◆ Given task
Only a number is wanted. Count the lines holding the string "metallica".

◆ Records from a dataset
::::

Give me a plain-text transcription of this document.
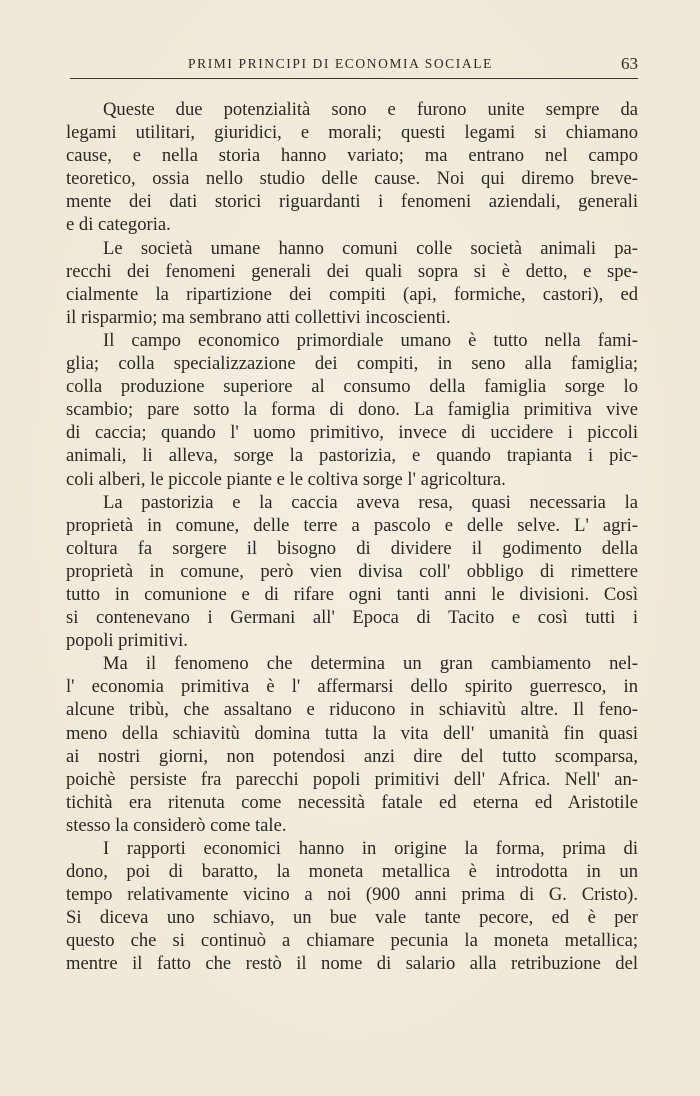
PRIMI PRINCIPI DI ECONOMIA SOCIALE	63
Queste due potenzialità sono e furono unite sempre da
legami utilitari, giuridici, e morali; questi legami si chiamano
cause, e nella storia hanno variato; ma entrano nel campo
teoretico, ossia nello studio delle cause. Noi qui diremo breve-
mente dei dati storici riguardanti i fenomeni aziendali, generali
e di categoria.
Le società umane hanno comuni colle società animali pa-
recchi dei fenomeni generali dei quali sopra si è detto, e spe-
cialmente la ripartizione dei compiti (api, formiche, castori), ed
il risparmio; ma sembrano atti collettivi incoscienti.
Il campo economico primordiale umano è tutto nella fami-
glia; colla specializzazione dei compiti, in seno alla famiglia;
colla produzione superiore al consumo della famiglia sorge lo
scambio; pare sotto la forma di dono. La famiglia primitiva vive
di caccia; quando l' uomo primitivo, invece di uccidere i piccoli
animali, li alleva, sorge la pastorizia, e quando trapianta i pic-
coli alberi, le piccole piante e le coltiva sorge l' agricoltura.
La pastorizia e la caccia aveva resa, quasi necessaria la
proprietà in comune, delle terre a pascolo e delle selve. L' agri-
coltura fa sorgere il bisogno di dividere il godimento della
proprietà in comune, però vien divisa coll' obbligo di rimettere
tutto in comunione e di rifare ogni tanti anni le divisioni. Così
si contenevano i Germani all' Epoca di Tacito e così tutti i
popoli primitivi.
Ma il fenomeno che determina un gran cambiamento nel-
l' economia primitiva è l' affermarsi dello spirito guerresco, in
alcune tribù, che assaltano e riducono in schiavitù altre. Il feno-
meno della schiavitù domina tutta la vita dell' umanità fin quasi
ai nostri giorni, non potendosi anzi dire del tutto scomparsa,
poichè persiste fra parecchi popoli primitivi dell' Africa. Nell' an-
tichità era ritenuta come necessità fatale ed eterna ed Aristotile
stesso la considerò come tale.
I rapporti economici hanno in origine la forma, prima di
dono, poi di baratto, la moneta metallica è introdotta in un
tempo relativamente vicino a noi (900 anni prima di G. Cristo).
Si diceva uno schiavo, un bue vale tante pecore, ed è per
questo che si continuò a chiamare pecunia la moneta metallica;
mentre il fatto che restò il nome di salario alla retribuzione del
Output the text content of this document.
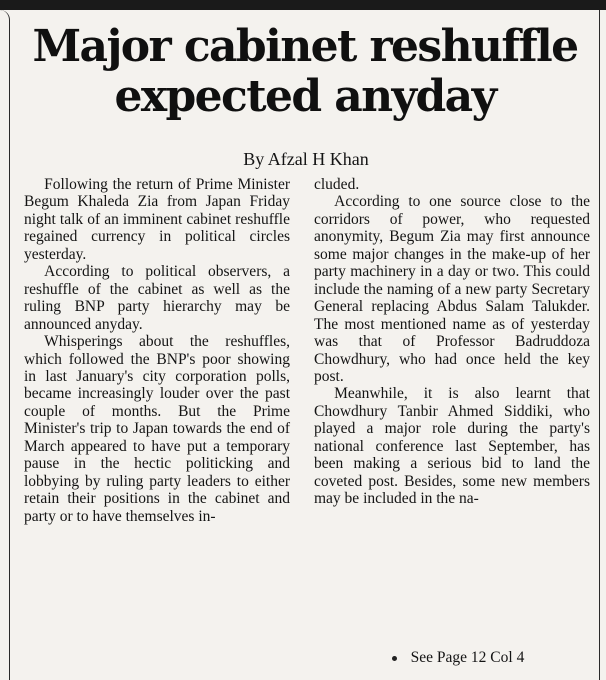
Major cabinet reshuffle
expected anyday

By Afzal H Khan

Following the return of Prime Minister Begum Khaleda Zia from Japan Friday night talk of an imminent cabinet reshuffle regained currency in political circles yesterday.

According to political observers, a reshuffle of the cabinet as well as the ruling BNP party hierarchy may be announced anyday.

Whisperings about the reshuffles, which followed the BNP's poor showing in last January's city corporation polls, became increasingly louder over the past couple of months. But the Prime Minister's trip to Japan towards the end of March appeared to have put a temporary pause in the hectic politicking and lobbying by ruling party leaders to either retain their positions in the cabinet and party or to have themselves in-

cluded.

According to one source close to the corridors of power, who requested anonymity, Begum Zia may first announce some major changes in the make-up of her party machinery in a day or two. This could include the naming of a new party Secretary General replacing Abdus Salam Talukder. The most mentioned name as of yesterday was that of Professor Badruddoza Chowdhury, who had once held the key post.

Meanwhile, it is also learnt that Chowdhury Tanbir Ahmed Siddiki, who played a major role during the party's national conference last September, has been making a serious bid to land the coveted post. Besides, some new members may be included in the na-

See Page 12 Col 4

::::

◆ Problem solution
2